Description of the Registrants Securities Registered Pursuant to Section 12 of the Securities Exchange Act of 1934

EX-4.4 2 stim-ex44_309.htm EX-4.4 stim-ex44_309.htm

 

Exhibit 4.4

DESCRIPTION OF THE REGISTRANT’S SECURITIES REGISTERED PURSUANT TO SECTION 12 OF THE SECURITIES EXCHANGE ACT OF 1934

The following description summarizes certain of the terms of the capital stock of Neuronetics, Inc. This description does not purport to be complete and is qualified in its entirety by reference to our amended and restated certificate of incorporation, as amended, and our bylaws, as amended, each of which are incorporated by reference as an exhibit to the Annual Report on Form 10-K of which this Exhibit is a part. We encourage you to read our amended and restated certificate of incorporation, bylaws and the applicable provisions of Delaware law for additional information. Unless the context requires otherwise, all references to “we”, “us,” “our” and “Company” in this section refer solely to Neuronetics, Inc. and not to any subsidiaries that we may have from time to time.

General

Under our amended and restated certificate of incorporation we are authorized to issue up to 200,000,000 shares of common stock, par value $0.01 per share, and 10,000,000 shares of preferred stock, par value $0.01 per share, all of which shares of preferred stock are undesignated. Our board of directors may establish the rights and preferences of the preferred stock from time to time.

» **Challenges**:
• 1. In the Neuronetics securities description, how many shares of common stock is the company authorized to issue?
• 2. Pick up the Neuronetics securities description after its final sentence and write the next passage.

» **Collected material**:
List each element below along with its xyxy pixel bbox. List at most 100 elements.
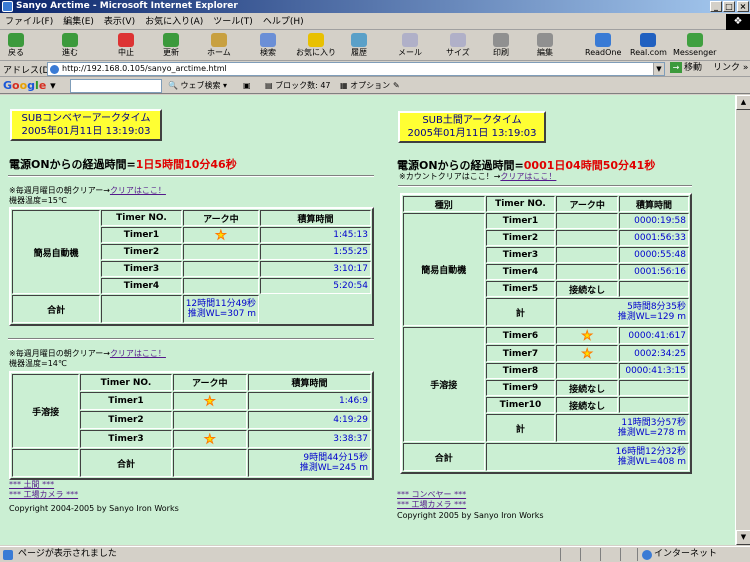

» **Per-task outputs**:
• 1. Up to 200,000,000 shares, par value $0.01 per share.

• 2.
Common Stock

Voting Rights

Each holder of our common stock is entitled to one vote for each share of common stock on all matters submitted to a vote of the stockholders, including the election of directors. Under our amended and restated certificate of incorporation and amended and restated bylaws, our stockholders do not have cumulative voting rights. Because of this, the holders of a majority of the shares of common stock entitled to vote in any election of directors can elect all of the directors standing for election, if they should so choose.

Dividends

Subject to preferences that may be applicable to any then-outstanding preferred stock, holders of common stock are entitled to receive ratably those dividends, if any, as may be declared from time to time by the board of directors out of legally available funds.

Liquidation

In the event of our liquidation, dissolution or winding up, holders of common stock will be entitled to share ratably in the net assets legally available for distribution to stockholders after the payment of all of our debts and other liabilities and the satisfaction of any liquidation preference granted to the holders of any then-outstanding shares of preferred stock.

Rights and Preferences

Holders of common stock have no preemptive, conversion or subscription rights and there are no redemption or sinking fund provisions applicable to the common stock. The rights, preferences and privileges of the holders of common stock are subject to, and may be adversely affected by, the right of the holders of shares of any series of preferred stock that we may designate in the future.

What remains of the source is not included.